> [CHALLENGE]: Copy every record word for word.

> [EXTRACTED DATA]:
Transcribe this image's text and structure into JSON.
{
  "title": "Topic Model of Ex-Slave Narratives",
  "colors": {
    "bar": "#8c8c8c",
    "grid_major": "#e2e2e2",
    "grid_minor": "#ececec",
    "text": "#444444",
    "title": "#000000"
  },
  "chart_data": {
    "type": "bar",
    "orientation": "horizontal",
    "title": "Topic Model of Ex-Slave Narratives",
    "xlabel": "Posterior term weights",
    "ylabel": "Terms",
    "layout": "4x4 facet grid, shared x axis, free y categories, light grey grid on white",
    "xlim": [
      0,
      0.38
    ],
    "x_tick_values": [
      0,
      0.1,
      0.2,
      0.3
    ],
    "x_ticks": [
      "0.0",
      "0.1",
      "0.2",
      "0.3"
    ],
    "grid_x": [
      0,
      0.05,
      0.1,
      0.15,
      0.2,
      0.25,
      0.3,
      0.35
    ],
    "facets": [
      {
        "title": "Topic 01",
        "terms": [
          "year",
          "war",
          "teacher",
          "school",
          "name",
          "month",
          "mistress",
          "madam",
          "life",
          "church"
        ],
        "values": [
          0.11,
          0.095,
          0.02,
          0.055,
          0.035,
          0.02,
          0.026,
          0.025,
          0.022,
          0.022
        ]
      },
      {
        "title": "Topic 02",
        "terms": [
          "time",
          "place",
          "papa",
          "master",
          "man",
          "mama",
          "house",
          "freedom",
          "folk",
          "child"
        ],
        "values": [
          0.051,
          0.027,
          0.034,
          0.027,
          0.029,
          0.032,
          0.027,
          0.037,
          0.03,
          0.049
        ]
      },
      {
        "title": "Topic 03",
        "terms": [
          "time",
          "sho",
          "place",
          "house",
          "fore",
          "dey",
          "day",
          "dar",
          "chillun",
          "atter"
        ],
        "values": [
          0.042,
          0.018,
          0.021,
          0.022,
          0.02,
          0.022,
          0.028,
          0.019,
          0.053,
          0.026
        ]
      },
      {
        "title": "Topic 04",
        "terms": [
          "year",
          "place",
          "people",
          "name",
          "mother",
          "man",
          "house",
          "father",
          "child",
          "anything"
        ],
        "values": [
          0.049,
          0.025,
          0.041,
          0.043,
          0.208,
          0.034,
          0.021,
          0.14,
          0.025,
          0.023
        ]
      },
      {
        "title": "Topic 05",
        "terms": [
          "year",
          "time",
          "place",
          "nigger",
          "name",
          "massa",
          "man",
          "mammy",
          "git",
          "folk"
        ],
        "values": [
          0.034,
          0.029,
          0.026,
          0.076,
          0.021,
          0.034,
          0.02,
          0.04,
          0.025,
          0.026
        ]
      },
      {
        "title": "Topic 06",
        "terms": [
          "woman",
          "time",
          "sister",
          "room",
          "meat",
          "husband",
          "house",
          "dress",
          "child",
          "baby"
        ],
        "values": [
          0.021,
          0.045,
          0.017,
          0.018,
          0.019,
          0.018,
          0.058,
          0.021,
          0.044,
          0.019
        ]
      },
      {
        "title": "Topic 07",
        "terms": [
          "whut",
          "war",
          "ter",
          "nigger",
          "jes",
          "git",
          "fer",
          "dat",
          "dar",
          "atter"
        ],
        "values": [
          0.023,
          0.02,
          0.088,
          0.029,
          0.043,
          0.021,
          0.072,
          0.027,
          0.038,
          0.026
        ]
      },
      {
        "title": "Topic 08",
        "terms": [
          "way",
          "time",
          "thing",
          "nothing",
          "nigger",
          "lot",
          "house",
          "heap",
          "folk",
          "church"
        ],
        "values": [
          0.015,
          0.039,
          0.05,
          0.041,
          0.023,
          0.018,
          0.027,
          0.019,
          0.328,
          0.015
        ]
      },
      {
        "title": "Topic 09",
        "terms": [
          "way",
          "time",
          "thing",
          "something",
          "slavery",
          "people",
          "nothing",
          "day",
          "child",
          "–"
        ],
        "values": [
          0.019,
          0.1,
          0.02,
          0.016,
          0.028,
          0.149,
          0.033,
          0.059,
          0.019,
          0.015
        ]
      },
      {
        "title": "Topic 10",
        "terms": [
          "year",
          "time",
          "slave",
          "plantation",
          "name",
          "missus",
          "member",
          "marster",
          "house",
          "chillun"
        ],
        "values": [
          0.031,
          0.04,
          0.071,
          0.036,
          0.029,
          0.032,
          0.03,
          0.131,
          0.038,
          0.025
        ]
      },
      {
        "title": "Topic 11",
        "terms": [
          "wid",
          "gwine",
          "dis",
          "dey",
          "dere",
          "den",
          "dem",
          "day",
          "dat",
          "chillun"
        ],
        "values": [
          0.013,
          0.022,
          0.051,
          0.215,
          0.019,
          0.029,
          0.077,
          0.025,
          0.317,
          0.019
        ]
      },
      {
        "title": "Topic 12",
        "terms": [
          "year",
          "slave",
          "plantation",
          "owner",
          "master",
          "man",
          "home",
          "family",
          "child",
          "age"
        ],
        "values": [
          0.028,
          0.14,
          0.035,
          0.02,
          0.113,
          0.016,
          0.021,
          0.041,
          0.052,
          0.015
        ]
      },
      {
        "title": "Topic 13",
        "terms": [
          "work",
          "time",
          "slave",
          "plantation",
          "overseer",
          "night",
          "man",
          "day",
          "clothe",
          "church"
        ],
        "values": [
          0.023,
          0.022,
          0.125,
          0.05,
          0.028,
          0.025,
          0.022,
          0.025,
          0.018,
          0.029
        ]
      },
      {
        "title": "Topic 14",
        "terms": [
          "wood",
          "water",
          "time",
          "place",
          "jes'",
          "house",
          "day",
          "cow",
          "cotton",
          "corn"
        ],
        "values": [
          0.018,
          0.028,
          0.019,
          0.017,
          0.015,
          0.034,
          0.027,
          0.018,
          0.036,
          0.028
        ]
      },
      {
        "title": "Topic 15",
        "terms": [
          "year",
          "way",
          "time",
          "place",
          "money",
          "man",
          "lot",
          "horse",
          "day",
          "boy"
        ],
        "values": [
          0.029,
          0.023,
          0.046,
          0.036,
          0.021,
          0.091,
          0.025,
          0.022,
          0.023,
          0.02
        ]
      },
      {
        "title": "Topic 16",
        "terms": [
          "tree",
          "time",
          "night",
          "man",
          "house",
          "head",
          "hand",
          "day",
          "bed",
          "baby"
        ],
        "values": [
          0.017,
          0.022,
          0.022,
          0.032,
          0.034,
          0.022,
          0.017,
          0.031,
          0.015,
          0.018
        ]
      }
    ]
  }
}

> [RESULT OF THIS EXERCISE]:
Transcribe this image's text and structure into JSON.
{
  "title": "Topic Model of Ex-Slave Narratives",
  "colors": {
    "bar": "#8c8c8c",
    "grid_major": "#e2e2e2",
    "grid_minor": "#ececec",
    "text": "#444444",
    "title": "#000000"
  },
  "chart_data": {
    "type": "bar",
    "orientation": "horizontal",
    "title": "Topic Model of Ex-Slave Narratives",
    "xlabel": "Posterior term weights",
    "ylabel": "Terms",
    "layout": "4x4 facet grid, shared x axis, free y categories, light grey grid on white",
    "xlim": [
      0,
      0.38
    ],
    "x_tick_values": [
      0,
      0.1,
      0.2,
      0.3
    ],
    "x_ticks": [
      "0.0",
      "0.1",
      "0.2",
      "0.3"
    ],
    "grid_x": [
      0,
      0.05,
      0.1,
      0.15,
      0.2,
      0.25,
      0.3,
      0.35
    ],
    "facets": [
      {
        "title": "Topic 01",
        "terms": [
          "year",
          "war",
          "teacher",
          "school",
          "name",
          "month",
          "mistress",
          "madam",
          "life",
          "church"
        ],
        "values": [
          0.11,
          0.095,
          0.02,
          0.055,
          0.035,
          0.02,
          0.026,
          0.025,
          0.022,
          0.022
        ]
      },
      {
        "title": "Topic 02",
        "terms": [
          "time",
          "place",
          "papa",
          "master",
          "man",
          "mama",
          "house",
          "freedom",
          "folk",
          "child"
        ],
        "values": [
          0.051,
          0.027,
          0.034,
          0.027,
          0.029,
          0.032,
          0.027,
          0.037,
          0.03,
          0.049
        ]
      },
      {
        "title": "Topic 03",
        "terms": [
          "time",
          "sho",
          "place",
          "house",
          "fore",
          "dey",
          "day",
          "dar",
          "chillun",
          "atter"
        ],
        "values": [
          0.042,
          0.018,
          0.021,
          0.022,
          0.02,
          0.022,
          0.028,
          0.019,
          0.053,
          0.026
        ]
      },
      {
        "title": "Topic 04",
        "terms": [
          "year",
          "place",
          "people",
          "name",
          "mother",
          "man",
          "house",
          "father",
          "child",
          "anything"
        ],
        "values": [
          0.049,
          0.025,
          0.041,
          0.043,
          0.208,
          0.034,
          0.021,
          0.14,
          0.025,
          0.023
        ]
      },
      {
        "title": "Topic 05",
        "terms": [
          "year",
          "time",
          "place",
          "nigger",
          "name",
          "massa",
          "man",
          "mammy",
          "git",
          "folk"
        ],
        "values": [
          0.034,
          0.029,
          0.026,
          0.076,
          0.021,
          0.034,
          0.02,
          0.04,
          0.025,
          0.026
        ]
      },
      {
        "title": "Topic 06",
        "terms": [
          "woman",
          "time",
          "sister",
          "room",
          "meat",
          "husband",
          "house",
          "dress",
          "child",
          "baby"
        ],
        "values": [
          0.021,
          0.045,
          0.017,
          0.018,
          0.019,
          0.018,
          0.058,
          0.021,
          0.044,
          0.019
        ]
      },
      {
        "title": "Topic 07",
        "terms": [
          "whut",
          "war",
          "ter",
          "nigger",
          "jes",
          "git",
          "fer",
          "dat",
          "dar",
          "atter"
        ],
        "values": [
          0.023,
          0.02,
          0.088,
          0.029,
          0.043,
          0.021,
          0.072,
          0.027,
          0.038,
          0.026
        ]
      },
      {
        "title": "Topic 08",
        "terms": [
          "way",
          "time",
          "thing",
          "nothing",
          "nigger",
          "lot",
          "house",
          "heap",
          "folk",
          "church"
        ],
        "values": [
          0.015,
          0.039,
          0.05,
          0.041,
          0.023,
          0.018,
          0.027,
          0.019,
          0.328,
          0.015
        ]
      },
      {
        "title": "Topic 09",
        "terms": [
          "way",
          "time",
          "thing",
          "something",
          "slavery",
          "people",
          "nothing",
          "day",
          "child",
          "–"
        ],
        "values": [
          0.019,
          0.1,
          0.02,
          0.016,
          0.028,
          0.149,
          0.033,
          0.059,
          0.019,
          0.015
        ]
      },
      {
        "title": "Topic 10",
        "terms": [
          "year",
          "time",
          "slave",
          "plantation",
          "name",
          "missus",
          "member",
          "marster",
          "house",
          "chillun"
        ],
        "values": [
          0.031,
          0.04,
          0.071,
          0.036,
          0.029,
          0.032,
          0.03,
          0.131,
          0.038,
          0.025
        ]
      },
      {
        "title": "Topic 11",
        "terms": [
          "wid",
          "gwine",
          "dis",
          "dey",
          "dere",
          "den",
          "dem",
          "day",
          "dat",
          "chillun"
        ],
        "values": [
          0.013,
          0.022,
          0.051,
          0.215,
          0.019,
          0.029,
          0.077,
          0.025,
          0.317,
          0.019
        ]
      },
      {
        "title": "Topic 12",
        "terms": [
          "year",
          "slave",
          "plantation",
          "owner",
          "master",
          "man",
          "home",
          "family",
          "child",
          "age"
        ],
        "values": [
          0.028,
          0.14,
          0.035,
          0.02,
          0.113,
          0.016,
          0.021,
          0.041,
          0.052,
          0.015
        ]
      },
      {
        "title": "Topic 13",
        "terms": [
          "work",
          "time",
          "slave",
          "plantation",
          "overseer",
          "night",
          "man",
          "day",
          "clothe",
          "church"
        ],
        "values": [
          0.023,
          0.022,
          0.125,
          0.05,
          0.028,
          0.025,
          0.022,
          0.025,
          0.018,
          0.029
        ]
      },
      {
        "title": "Topic 14",
        "terms": [
          "wood",
          "water",
          "time",
          "place",
          "jes'",
          "house",
          "day",
          "cow",
          "cotton",
          "corn"
        ],
        "values": [
          0.018,
          0.028,
          0.019,
          0.017,
          0.015,
          0.034,
          0.027,
          0.018,
          0.036,
          0.028
        ]
      },
      {
        "title": "Topic 15",
        "terms": [
          "year",
          "way",
          "time",
          "place",
          "money",
          "man",
          "lot",
          "horse",
          "day",
          "boy"
        ],
        "values": [
          0.029,
          0.023,
          0.046,
          0.036,
          0.021,
          0.091,
          0.025,
          0.022,
          0.023,
          0.02
        ]
      },
      {
        "title": "Topic 16",
        "terms": [
          "tree",
          "time",
          "night",
          "man",
          "house",
          "head",
          "hand",
          "day",
          "bed",
          "baby"
        ],
        "values": [
          0.017,
          0.022,
          0.022,
          0.032,
          0.034,
          0.022,
          0.017,
          0.031,
          0.015,
          0.018
        ]
      }
    ]
  }
}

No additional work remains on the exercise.